---- Data provided
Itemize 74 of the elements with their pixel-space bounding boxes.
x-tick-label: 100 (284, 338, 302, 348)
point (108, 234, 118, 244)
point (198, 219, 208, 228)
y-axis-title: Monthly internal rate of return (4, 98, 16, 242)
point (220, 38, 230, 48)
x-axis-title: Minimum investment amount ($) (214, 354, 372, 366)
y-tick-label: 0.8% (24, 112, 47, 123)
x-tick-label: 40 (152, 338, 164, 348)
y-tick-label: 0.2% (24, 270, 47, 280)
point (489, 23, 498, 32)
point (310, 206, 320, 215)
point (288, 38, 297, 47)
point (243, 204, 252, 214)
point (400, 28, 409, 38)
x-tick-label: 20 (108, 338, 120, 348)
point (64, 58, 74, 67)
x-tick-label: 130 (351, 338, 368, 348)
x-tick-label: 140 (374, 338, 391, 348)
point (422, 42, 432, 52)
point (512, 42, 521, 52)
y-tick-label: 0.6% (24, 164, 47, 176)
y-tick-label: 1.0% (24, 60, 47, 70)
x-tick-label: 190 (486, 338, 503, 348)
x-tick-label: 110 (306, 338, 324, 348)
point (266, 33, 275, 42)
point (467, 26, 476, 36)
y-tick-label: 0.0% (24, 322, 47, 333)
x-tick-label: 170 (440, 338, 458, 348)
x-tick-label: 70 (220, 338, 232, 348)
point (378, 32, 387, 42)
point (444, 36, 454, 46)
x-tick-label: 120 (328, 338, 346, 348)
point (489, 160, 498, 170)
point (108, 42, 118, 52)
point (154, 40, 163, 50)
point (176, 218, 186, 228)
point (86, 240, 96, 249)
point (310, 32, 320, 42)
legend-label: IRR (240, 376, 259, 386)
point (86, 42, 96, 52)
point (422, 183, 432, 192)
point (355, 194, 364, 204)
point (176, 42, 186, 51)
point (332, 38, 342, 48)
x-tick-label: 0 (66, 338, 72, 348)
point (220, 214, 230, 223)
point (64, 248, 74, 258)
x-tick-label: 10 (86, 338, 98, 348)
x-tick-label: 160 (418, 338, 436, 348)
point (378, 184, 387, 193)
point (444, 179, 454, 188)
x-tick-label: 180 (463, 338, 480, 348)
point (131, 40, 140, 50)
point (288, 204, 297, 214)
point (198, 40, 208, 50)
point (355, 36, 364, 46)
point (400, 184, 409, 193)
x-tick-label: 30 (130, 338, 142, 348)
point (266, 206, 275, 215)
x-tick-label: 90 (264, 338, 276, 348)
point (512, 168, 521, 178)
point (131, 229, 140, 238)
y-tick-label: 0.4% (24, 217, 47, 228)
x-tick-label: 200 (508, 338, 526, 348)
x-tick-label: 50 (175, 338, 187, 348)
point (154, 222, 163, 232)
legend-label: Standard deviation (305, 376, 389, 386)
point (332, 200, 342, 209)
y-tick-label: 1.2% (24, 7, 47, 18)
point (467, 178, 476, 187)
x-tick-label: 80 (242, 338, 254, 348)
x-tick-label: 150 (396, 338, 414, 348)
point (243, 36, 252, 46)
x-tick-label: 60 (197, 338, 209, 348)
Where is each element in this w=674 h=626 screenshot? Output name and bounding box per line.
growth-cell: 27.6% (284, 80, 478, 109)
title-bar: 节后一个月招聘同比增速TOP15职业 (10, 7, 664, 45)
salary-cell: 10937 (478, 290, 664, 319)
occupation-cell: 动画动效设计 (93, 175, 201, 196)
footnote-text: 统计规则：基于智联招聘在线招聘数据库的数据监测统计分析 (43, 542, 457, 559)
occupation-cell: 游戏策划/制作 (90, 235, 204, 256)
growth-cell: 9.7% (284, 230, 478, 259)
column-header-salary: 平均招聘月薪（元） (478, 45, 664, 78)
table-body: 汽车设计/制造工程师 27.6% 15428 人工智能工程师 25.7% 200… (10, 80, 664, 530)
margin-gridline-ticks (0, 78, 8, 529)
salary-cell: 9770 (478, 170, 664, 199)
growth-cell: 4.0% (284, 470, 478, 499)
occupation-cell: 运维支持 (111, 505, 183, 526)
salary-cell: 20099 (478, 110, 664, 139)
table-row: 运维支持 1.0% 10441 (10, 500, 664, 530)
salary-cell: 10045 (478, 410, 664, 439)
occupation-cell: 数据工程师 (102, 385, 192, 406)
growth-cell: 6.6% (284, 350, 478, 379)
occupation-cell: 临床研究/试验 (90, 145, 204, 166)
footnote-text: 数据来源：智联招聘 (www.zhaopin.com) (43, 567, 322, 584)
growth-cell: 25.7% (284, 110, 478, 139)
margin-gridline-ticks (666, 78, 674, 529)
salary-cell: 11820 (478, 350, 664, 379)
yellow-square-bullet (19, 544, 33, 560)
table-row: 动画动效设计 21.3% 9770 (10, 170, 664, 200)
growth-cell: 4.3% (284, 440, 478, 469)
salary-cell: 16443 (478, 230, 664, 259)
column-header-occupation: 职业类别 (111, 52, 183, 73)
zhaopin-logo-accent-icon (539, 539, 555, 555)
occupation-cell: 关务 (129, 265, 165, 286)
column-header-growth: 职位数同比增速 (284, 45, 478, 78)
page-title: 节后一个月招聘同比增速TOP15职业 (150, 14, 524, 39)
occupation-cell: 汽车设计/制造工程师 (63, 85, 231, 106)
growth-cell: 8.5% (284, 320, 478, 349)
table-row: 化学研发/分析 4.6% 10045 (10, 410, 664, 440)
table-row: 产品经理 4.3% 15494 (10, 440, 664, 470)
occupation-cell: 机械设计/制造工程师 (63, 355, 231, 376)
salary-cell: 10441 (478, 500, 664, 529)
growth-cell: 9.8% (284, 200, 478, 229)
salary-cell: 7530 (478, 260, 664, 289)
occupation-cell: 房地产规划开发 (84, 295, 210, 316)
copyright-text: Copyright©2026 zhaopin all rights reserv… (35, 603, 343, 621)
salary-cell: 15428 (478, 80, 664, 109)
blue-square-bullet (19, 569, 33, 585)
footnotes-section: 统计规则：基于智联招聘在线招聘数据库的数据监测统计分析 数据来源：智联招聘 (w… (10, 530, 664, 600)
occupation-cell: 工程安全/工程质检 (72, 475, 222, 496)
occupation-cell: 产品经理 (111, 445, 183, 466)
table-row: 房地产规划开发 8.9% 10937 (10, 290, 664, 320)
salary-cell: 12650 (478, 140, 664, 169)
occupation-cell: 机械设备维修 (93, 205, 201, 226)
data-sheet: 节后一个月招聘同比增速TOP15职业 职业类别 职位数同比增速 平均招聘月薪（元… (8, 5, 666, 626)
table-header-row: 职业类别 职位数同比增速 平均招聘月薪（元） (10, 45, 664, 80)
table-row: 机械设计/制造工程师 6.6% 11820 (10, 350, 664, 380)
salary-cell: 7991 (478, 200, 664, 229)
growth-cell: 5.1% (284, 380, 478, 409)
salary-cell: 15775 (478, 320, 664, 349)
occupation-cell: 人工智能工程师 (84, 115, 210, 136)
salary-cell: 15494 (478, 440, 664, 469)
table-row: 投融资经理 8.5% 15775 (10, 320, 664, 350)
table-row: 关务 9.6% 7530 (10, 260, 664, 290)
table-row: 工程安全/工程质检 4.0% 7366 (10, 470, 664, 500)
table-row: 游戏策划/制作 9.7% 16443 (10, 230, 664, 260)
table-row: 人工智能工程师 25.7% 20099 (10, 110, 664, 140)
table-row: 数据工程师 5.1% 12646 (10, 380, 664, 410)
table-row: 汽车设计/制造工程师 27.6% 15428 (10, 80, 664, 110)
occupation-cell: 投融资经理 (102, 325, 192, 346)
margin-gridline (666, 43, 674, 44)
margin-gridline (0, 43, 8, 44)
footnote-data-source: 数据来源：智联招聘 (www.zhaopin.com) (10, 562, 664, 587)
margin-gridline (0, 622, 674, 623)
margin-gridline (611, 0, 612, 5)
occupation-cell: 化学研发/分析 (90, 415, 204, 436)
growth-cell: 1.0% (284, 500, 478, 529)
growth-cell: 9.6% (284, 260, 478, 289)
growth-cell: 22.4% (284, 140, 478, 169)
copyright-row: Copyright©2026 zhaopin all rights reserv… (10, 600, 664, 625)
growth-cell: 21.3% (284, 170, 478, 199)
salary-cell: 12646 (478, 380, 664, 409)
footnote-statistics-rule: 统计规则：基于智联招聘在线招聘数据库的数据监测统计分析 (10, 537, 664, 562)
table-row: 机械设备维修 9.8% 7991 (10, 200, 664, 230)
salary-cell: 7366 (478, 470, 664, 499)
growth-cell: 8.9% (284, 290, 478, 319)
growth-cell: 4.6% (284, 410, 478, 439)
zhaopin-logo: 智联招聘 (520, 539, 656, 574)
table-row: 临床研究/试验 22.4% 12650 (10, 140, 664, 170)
--------
Written problem
Select every line of the items that contains the string "Copyright", matching case exactly.

Completed exercise
copyright-text: Copyright©2026 zhaopin all rights reserv… (35, 603, 343, 621)
copyright-row: Copyright©2026 zhaopin all rights reserv… (10, 600, 664, 625)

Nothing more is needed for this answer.